● **EXERCISE BRIEF**: Find the lines containing "page" and say how many there are, with no other words.

● **RECORDS SUPPLIED**:
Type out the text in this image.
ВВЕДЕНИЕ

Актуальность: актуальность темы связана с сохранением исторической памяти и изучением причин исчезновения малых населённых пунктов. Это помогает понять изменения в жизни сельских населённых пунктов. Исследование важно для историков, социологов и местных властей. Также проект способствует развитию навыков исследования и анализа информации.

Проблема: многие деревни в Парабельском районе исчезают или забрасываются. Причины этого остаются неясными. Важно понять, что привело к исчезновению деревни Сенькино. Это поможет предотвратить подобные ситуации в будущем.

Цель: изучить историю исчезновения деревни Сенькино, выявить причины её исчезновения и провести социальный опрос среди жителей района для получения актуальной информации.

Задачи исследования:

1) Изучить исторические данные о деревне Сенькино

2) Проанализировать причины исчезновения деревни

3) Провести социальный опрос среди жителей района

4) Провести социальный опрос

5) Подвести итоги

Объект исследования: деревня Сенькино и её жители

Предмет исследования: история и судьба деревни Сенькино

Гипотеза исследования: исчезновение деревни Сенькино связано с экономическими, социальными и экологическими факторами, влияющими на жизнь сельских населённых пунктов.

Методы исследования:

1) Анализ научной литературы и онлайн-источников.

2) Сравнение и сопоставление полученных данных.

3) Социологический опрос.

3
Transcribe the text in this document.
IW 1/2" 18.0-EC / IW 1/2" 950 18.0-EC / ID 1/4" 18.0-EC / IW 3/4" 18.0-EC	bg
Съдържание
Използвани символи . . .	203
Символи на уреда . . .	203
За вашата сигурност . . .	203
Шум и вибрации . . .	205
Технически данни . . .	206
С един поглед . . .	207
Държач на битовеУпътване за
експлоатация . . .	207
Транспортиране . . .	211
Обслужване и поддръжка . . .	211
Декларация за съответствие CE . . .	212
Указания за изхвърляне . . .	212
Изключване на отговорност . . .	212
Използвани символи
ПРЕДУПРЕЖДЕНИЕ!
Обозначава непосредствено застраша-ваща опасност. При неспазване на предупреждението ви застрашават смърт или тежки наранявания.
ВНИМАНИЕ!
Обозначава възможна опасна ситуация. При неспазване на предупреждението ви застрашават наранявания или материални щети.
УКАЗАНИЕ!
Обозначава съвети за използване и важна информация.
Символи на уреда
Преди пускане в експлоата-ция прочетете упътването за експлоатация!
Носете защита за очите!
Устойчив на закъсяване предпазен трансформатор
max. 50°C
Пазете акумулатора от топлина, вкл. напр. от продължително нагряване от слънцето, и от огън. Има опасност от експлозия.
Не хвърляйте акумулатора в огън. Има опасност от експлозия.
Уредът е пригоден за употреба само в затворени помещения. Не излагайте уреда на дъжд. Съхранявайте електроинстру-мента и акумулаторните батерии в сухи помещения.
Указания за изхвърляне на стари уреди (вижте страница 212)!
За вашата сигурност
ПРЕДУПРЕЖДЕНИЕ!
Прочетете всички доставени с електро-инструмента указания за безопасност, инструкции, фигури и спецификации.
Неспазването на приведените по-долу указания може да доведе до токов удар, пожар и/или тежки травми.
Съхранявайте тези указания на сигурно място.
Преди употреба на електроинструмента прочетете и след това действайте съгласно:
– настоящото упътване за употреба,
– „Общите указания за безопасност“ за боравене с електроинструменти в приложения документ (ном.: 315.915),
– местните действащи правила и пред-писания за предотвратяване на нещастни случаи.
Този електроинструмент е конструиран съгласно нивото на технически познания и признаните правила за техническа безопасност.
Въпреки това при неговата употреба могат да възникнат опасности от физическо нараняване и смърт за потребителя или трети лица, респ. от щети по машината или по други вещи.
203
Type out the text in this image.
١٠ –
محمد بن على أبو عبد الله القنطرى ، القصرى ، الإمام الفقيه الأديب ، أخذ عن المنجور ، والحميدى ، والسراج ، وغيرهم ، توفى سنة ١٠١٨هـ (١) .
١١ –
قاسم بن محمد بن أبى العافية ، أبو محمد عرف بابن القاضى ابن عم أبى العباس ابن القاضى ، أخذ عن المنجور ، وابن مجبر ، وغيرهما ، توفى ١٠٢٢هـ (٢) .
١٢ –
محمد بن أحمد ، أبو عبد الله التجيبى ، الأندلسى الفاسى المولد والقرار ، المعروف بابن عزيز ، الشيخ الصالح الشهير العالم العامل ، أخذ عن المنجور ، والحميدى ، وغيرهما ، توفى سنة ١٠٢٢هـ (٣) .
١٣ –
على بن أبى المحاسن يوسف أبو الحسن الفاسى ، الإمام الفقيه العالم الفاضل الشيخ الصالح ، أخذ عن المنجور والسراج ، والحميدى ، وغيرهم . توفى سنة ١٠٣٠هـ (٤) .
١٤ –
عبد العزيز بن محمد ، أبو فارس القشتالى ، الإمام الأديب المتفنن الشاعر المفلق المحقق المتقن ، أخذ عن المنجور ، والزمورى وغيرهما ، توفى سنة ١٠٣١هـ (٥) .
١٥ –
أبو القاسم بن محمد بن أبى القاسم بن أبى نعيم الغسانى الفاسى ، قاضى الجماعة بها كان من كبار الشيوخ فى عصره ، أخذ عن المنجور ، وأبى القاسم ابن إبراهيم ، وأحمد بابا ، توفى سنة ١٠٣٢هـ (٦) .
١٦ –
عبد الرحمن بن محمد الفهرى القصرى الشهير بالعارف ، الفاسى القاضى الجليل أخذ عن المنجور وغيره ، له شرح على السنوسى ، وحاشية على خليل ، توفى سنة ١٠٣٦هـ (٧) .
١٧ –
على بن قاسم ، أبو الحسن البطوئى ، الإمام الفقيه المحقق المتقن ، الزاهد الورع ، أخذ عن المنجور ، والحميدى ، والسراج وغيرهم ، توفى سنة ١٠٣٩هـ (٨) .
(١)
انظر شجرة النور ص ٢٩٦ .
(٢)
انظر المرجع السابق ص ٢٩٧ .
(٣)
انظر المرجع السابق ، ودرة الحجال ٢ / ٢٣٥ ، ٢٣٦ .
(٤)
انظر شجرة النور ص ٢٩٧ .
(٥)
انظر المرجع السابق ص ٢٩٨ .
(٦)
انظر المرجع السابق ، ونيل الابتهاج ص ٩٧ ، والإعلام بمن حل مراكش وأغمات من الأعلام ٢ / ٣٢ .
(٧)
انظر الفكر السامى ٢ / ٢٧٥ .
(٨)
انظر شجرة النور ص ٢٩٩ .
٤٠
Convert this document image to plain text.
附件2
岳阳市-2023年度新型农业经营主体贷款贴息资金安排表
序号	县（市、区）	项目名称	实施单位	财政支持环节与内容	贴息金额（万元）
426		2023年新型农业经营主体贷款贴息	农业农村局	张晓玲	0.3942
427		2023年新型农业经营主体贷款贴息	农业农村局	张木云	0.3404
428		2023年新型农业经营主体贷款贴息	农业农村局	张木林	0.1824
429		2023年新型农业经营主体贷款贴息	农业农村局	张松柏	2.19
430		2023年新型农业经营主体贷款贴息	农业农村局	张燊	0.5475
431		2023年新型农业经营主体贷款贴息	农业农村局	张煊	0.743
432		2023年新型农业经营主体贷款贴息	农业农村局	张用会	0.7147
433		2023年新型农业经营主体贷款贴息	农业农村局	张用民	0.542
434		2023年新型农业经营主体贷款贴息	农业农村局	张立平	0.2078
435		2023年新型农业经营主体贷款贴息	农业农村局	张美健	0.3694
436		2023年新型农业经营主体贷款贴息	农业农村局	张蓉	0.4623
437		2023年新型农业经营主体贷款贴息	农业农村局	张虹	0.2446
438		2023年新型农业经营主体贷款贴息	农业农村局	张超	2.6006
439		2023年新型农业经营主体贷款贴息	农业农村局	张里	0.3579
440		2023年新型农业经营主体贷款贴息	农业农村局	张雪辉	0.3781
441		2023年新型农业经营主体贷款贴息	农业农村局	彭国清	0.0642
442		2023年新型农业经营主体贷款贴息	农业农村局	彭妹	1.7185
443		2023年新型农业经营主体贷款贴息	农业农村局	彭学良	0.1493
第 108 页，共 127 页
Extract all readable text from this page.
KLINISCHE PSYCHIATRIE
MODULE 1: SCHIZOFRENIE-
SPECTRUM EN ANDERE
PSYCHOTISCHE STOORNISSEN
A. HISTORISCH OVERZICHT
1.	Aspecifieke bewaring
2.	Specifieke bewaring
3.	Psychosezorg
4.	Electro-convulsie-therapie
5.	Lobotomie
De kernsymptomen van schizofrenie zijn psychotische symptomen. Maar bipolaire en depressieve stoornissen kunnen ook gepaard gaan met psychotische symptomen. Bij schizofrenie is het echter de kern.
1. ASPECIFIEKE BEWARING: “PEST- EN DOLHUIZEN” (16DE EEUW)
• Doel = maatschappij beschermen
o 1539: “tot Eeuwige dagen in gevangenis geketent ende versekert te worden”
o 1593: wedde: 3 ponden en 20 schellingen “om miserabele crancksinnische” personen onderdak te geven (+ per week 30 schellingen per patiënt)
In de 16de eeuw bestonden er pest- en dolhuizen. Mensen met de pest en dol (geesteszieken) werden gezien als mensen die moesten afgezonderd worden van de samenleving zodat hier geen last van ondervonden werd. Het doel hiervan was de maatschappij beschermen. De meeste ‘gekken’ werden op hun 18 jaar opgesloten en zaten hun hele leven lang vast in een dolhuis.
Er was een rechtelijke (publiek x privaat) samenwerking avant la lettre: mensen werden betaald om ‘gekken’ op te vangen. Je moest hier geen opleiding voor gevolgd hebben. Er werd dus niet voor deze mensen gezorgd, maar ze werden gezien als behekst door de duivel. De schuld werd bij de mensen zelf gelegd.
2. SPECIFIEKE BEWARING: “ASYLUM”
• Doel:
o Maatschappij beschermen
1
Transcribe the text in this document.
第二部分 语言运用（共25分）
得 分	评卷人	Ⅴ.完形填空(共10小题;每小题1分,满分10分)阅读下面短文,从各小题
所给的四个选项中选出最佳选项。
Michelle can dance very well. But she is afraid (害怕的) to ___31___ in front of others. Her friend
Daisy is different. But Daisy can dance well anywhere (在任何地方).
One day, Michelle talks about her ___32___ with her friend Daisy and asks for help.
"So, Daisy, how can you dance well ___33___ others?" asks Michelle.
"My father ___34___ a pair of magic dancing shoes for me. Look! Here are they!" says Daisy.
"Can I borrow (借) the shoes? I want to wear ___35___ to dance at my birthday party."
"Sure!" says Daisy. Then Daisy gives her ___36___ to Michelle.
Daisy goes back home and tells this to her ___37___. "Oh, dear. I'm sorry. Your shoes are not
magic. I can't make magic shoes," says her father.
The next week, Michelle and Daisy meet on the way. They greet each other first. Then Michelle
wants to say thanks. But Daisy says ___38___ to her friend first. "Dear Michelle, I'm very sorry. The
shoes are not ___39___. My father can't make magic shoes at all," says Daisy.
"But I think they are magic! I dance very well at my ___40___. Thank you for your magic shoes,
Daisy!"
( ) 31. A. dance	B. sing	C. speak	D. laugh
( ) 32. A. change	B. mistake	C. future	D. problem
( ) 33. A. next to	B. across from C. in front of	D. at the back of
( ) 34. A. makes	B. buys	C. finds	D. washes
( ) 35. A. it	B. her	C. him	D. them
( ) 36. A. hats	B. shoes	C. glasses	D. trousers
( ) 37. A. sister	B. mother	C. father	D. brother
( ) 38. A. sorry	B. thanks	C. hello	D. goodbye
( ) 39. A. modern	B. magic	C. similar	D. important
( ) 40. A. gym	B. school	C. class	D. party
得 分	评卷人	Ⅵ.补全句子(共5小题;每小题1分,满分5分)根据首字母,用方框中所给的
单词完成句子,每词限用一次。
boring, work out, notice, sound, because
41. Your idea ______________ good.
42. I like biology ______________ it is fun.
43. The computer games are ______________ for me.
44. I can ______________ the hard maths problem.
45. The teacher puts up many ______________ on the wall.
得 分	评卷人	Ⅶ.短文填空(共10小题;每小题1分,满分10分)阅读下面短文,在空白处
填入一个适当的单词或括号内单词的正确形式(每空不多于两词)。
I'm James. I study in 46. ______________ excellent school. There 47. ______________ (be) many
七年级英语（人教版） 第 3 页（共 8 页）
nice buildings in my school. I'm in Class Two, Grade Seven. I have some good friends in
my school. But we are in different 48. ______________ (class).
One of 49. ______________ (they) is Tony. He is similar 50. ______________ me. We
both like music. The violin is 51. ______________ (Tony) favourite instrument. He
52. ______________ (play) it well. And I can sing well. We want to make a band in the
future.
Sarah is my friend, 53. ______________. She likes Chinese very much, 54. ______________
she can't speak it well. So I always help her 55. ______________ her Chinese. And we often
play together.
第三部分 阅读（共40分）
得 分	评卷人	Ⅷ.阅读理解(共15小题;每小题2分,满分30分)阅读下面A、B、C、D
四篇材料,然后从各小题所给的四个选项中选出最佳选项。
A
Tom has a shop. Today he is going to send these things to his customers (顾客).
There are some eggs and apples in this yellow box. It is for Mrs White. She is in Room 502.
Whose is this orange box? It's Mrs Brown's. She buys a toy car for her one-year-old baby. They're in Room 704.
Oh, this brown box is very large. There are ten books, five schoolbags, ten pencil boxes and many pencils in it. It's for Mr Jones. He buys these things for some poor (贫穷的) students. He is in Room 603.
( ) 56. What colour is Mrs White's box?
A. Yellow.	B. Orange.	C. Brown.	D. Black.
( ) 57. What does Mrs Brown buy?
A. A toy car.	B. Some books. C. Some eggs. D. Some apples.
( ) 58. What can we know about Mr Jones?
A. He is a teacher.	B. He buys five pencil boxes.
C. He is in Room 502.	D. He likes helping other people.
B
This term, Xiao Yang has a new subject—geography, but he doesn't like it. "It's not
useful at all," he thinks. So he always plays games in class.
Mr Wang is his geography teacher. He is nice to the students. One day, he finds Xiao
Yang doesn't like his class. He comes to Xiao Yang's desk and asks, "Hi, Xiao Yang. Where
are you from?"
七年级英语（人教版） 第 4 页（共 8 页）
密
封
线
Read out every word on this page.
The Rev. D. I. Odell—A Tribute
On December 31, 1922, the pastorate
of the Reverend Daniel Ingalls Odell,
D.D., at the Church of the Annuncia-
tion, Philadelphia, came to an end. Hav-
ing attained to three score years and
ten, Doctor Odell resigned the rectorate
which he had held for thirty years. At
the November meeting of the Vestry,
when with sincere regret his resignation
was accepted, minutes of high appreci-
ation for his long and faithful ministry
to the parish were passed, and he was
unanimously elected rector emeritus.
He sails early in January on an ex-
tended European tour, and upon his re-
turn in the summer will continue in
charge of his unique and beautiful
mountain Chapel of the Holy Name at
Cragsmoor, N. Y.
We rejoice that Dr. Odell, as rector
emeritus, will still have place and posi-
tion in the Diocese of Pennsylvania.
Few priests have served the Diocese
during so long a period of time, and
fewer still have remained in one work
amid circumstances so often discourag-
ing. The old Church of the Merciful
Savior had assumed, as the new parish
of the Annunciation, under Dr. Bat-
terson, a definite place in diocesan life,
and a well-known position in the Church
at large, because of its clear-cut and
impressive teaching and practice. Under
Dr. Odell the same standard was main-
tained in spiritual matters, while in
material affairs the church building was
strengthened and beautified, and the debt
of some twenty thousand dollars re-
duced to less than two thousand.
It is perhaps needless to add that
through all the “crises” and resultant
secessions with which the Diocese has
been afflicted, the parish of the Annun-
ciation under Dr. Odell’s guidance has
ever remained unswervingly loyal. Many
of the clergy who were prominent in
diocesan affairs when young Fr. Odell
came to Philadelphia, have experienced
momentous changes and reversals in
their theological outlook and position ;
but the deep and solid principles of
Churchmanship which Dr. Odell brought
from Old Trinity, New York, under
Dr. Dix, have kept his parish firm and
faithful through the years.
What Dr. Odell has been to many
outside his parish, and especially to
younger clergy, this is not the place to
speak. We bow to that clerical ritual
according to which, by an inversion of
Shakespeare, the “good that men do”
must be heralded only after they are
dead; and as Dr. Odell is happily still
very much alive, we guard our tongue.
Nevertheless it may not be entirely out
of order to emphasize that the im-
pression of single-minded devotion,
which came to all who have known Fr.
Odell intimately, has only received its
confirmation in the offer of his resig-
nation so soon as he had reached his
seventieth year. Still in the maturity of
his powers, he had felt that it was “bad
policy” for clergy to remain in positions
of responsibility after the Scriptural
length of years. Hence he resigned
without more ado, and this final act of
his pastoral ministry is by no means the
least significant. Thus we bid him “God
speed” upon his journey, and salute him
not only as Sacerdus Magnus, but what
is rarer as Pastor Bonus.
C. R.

● **REPLY**: 2